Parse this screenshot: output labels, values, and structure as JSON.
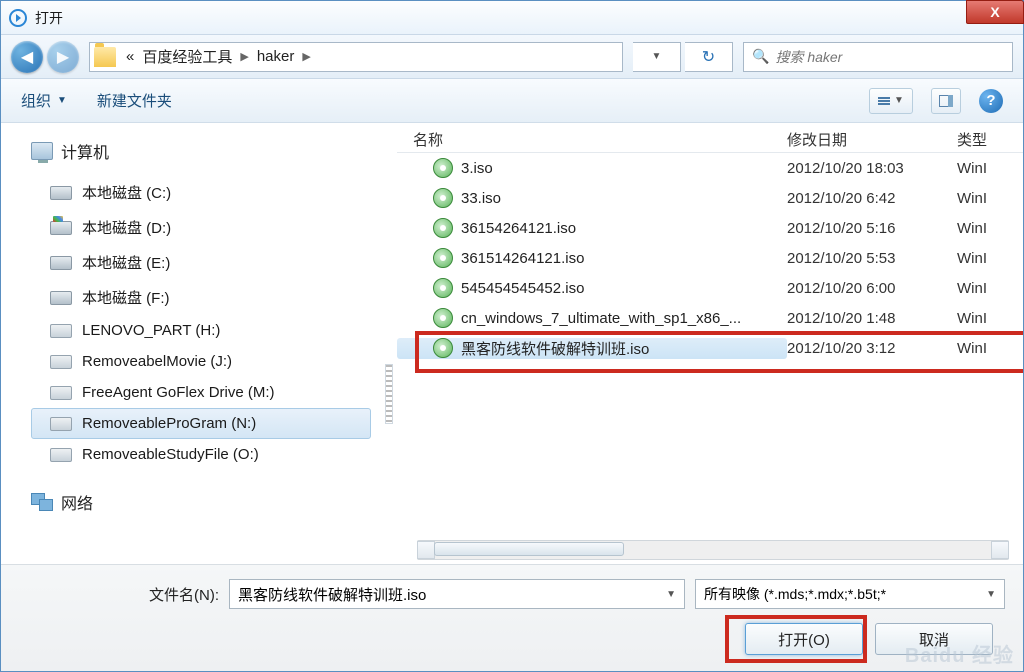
{
  "title": "打开",
  "close_x": "X",
  "breadcrumb": {
    "sep_left": "«",
    "part1": "百度经验工具",
    "part2": "haker"
  },
  "search": {
    "placeholder": "搜索 haker"
  },
  "toolbar": {
    "organize": "组织",
    "new_folder": "新建文件夹"
  },
  "sidebar": {
    "computer": "计算机",
    "items": [
      {
        "label": "本地磁盘 (C:)",
        "icon": "drive"
      },
      {
        "label": "本地磁盘 (D:)",
        "icon": "drive-win"
      },
      {
        "label": "本地磁盘 (E:)",
        "icon": "drive"
      },
      {
        "label": "本地磁盘 (F:)",
        "icon": "drive"
      },
      {
        "label": "LENOVO_PART (H:)",
        "icon": "usb"
      },
      {
        "label": "RemoveabelMovie (J:)",
        "icon": "usb"
      },
      {
        "label": "FreeAgent GoFlex Drive (M:)",
        "icon": "usb"
      },
      {
        "label": "RemoveableProGram (N:)",
        "icon": "usb",
        "selected": true
      },
      {
        "label": "RemoveableStudyFile (O:)",
        "icon": "usb"
      }
    ],
    "network": "网络"
  },
  "columns": {
    "name": "名称",
    "date": "修改日期",
    "type": "类型"
  },
  "files": [
    {
      "name": "3.iso",
      "date": "2012/10/20 18:03",
      "type": "WinI"
    },
    {
      "name": "33.iso",
      "date": "2012/10/20 6:42",
      "type": "WinI"
    },
    {
      "name": "36154264121.iso",
      "date": "2012/10/20 5:16",
      "type": "WinI"
    },
    {
      "name": "361514264121.iso",
      "date": "2012/10/20 5:53",
      "type": "WinI"
    },
    {
      "name": "545454545452.iso",
      "date": "2012/10/20 6:00",
      "type": "WinI"
    },
    {
      "name": "cn_windows_7_ultimate_with_sp1_x86_...",
      "date": "2012/10/20 1:48",
      "type": "WinI"
    },
    {
      "name": "黑客防线软件破解特训班.iso",
      "date": "2012/10/20 3:12",
      "type": "WinI",
      "selected": true
    }
  ],
  "footer": {
    "filename_label": "文件名(N):",
    "filename_value": "黑客防线软件破解特训班.iso",
    "filter": "所有映像 (*.mds;*.mdx;*.b5t;*",
    "open": "打开(O)",
    "cancel": "取消"
  },
  "watermark": "Baidu 经验"
}
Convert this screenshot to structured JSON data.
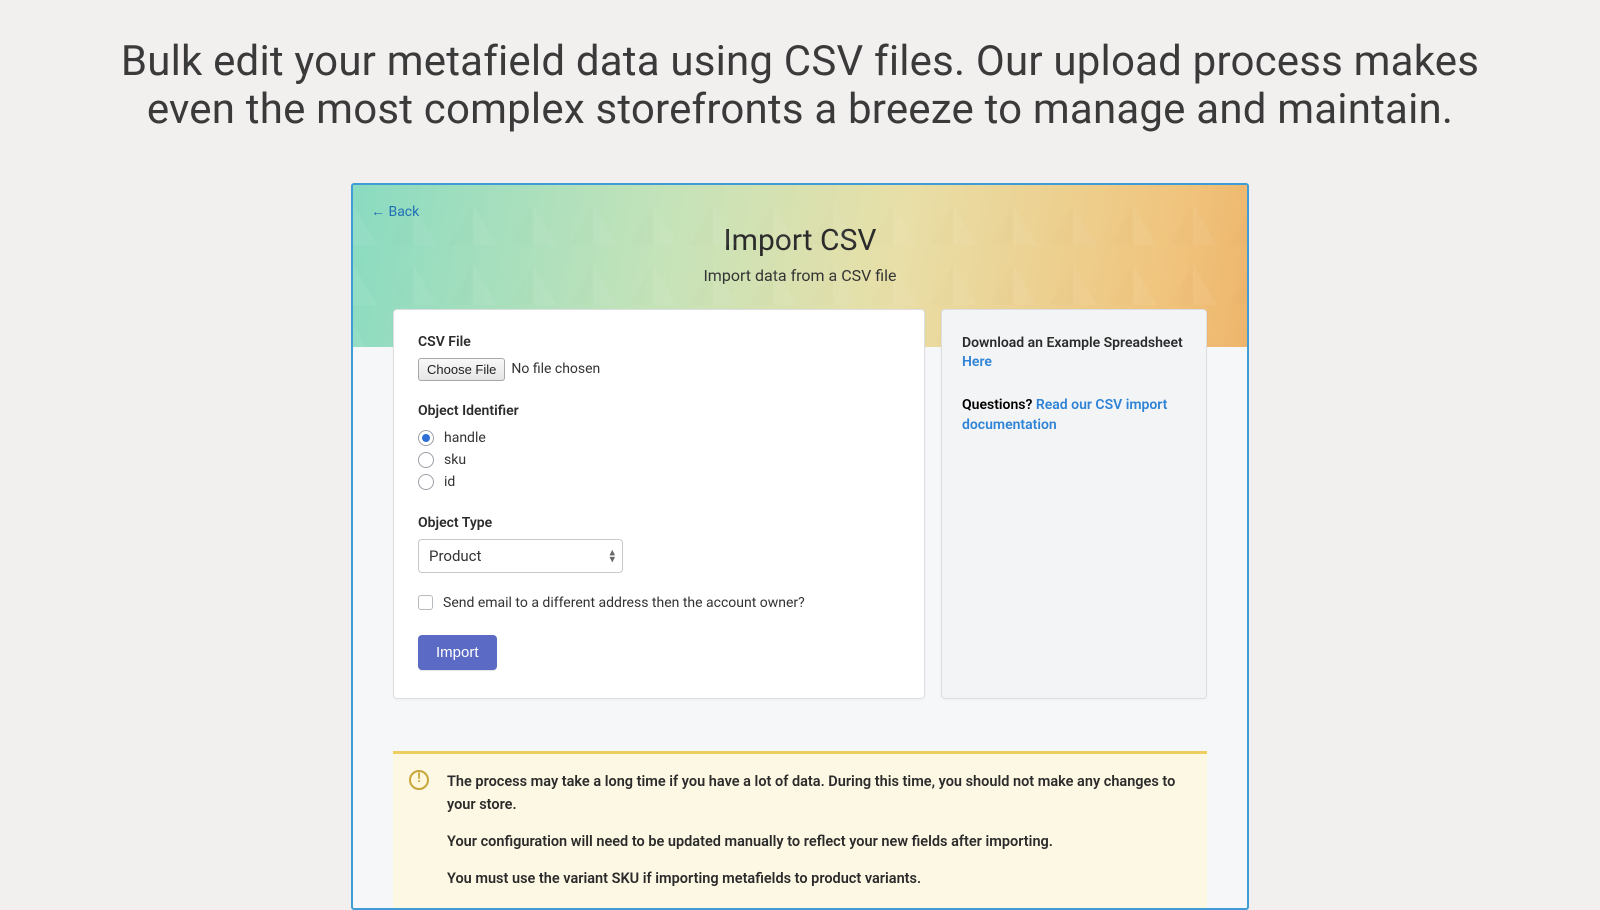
::::
* JOB:
Select every line of the records holding the string "JSON".

* RESULT OF THIS EXERCISE:
Parse this screenshot: output labels, values, and structure as JSON.
Convert this screenshot to structured JSON data.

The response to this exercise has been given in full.